**OBJECTIVE**.
Say how many lines include the word "skal", using only a number.

** Begin PROVIDED RECORDS **

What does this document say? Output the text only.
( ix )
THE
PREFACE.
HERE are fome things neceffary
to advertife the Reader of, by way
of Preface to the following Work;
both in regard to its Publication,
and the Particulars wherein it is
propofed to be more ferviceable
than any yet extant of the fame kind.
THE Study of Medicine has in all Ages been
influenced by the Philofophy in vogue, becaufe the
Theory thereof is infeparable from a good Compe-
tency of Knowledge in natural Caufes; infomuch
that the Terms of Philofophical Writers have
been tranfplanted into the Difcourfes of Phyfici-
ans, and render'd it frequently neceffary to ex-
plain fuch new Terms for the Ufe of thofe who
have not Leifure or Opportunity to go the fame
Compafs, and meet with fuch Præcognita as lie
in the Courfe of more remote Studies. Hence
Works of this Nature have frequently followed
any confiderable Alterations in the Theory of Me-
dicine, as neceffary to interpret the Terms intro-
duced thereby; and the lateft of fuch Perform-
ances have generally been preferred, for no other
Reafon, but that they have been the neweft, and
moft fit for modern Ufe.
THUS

** End PROVIDED RECORDS **
** Begin PROVIDED RECORDS **

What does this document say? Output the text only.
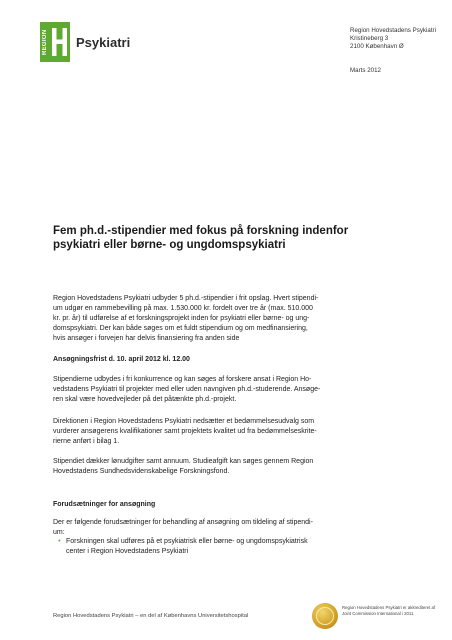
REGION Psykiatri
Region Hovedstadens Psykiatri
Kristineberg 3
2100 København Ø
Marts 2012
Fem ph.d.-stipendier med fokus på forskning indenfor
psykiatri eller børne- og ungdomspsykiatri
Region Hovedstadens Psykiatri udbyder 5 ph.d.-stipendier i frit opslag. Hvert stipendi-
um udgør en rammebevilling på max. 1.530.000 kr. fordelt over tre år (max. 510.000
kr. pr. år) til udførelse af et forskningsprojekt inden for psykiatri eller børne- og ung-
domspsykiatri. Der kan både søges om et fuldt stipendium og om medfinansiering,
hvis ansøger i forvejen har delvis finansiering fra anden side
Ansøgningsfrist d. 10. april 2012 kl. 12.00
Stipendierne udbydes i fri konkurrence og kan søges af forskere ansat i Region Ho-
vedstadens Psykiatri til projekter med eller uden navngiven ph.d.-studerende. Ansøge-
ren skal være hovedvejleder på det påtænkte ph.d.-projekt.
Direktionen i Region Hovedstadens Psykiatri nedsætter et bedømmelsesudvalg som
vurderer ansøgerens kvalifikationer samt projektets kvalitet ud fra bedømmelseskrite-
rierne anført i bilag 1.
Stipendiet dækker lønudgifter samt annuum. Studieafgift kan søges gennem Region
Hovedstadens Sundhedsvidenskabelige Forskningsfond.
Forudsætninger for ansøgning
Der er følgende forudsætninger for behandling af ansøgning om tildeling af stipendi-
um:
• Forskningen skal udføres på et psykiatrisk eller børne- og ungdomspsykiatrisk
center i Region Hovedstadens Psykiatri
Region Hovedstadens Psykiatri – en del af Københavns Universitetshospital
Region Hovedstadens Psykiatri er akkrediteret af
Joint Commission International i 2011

** End PROVIDED RECORDS **

**RESPONSE TO THIS TASK**.
2